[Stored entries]
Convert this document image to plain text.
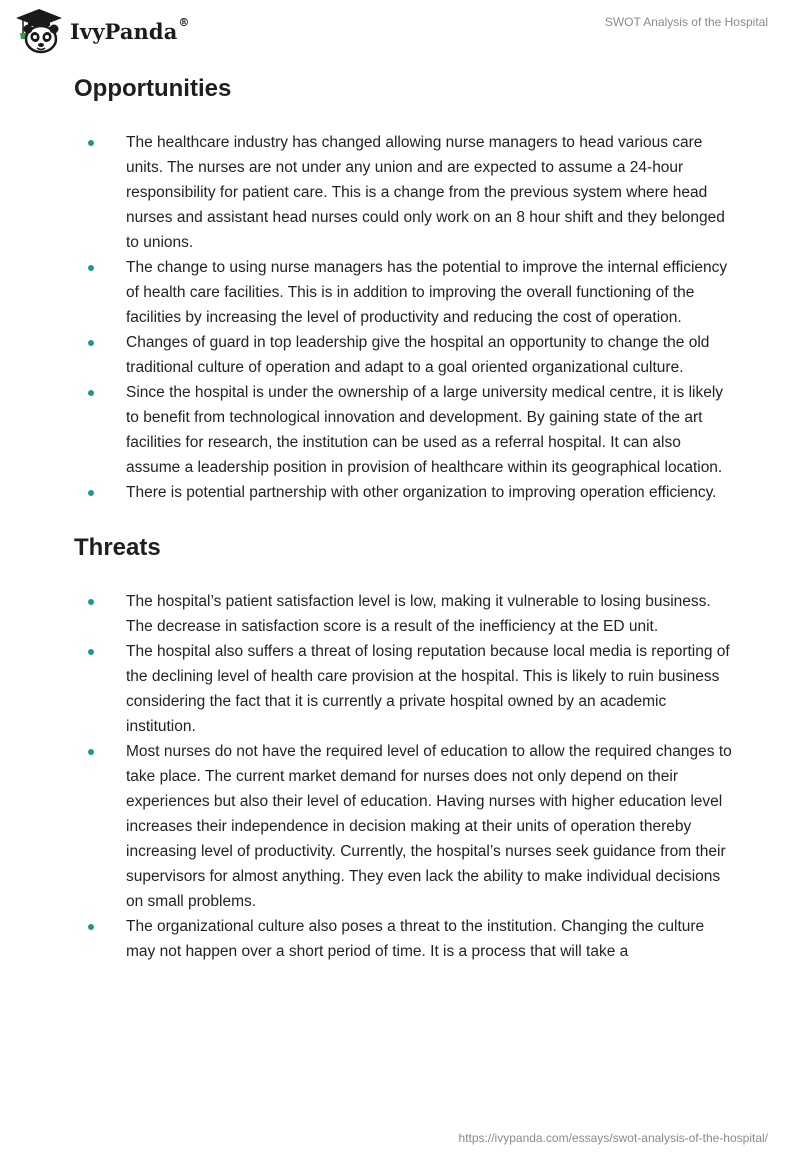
IvyPanda®	SWOT Analysis of the Hospital
Opportunities
The healthcare industry has changed allowing nurse managers to head various care units. The nurses are not under any union and are expected to assume a 24-hour responsibility for patient care. This is a change from the previous system where head nurses and assistant head nurses could only work on an 8 hour shift and they belonged to unions.
The change to using nurse managers has the potential to improve the internal efficiency of health care facilities. This is in addition to improving the overall functioning of the facilities by increasing the level of productivity and reducing the cost of operation.
Changes of guard in top leadership give the hospital an opportunity to change the old traditional culture of operation and adapt to a goal oriented organizational culture.
Since the hospital is under the ownership of a large university medical centre, it is likely to benefit from technological innovation and development. By gaining state of the art facilities for research, the institution can be used as a referral hospital. It can also assume a leadership position in provision of healthcare within its geographical location.
There is potential partnership with other organization to improving operation efficiency.
Threats
The hospital’s patient satisfaction level is low, making it vulnerable to losing business. The decrease in satisfaction score is a result of the inefficiency at the ED unit.
The hospital also suffers a threat of losing reputation because local media is reporting of the declining level of health care provision at the hospital. This is likely to ruin business considering the fact that it is currently a private hospital owned by an academic institution.
Most nurses do not have the required level of education to allow the required changes to take place. The current market demand for nurses does not only depend on their experiences but also their level of education. Having nurses with higher education level increases their independence in decision making at their units of operation thereby increasing level of productivity. Currently, the hospital’s nurses seek guidance from their supervisors for almost anything. They even lack the ability to make individual decisions on small problems.
The organizational culture also poses a threat to the institution. Changing the culture may not happen over a short period of time. It is a process that will take a
https://ivypanda.com/essays/swot-analysis-of-the-hospital/
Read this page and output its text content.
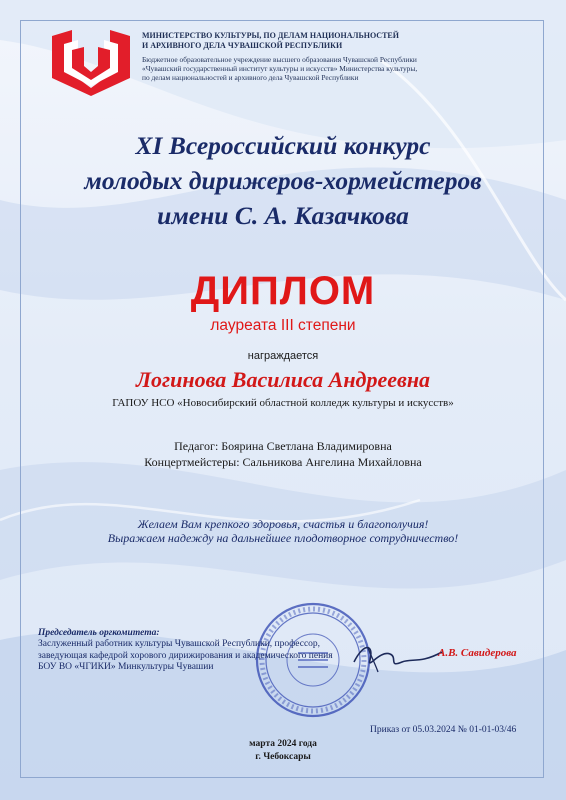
МИНИСТЕРСТВО КУЛЬТУРЫ, ПО ДЕЛАМ НАЦИОНАЛЬНОСТЕЙ
И АРХИВНОГО ДЕЛА ЧУВАШСКОЙ РЕСПУБЛИКИ
Бюджетное образовательное учреждение высшего образования Чувашской Республики
«Чувашский государственный институт культуры и искусств» Министерства культуры,
по делам национальностей и архивного дела Чувашской Республики
XI Всероссийский конкурс
молодых дирижеров-хормейстеров
имени С. А. Казачкова
ДИПЛОМ
лауреата III степени
награждается
Логинова Василиса Андреевна
ГАПОУ НСО «Новосибирский областной колледж культуры и искусств»
Педагог: Боярина Светлана Владимировна
Концертмейстеры: Сальникова Ангелина Михайловна
Желаем Вам крепкого здоровья, счастья и благополучия!
Выражаем надежду на дальнейшее плодотворное сотрудничество!
Председатель оргкомитета:
Заслуженный работник культуры Чувашской Республики, профессор,
заведующая кафедрой хорового дирижирования и академического пения
БОУ ВО «ЧГИКИ» Минкультуры Чувашии
А.В. Савидерова
Приказ от 05.03.2024 № 01-01-03/46
марта 2024 года
г. Чебоксары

▶ _SET PROBLEM_: From the records, copy every line that has the string "искусств" in it.

▶ _RESULT OF THIS EXERCISE_:
«Чувашский государственный институт культуры и искусств» Министерства культуры,
ГАПОУ НСО «Новосибирский областной колледж культуры и искусств»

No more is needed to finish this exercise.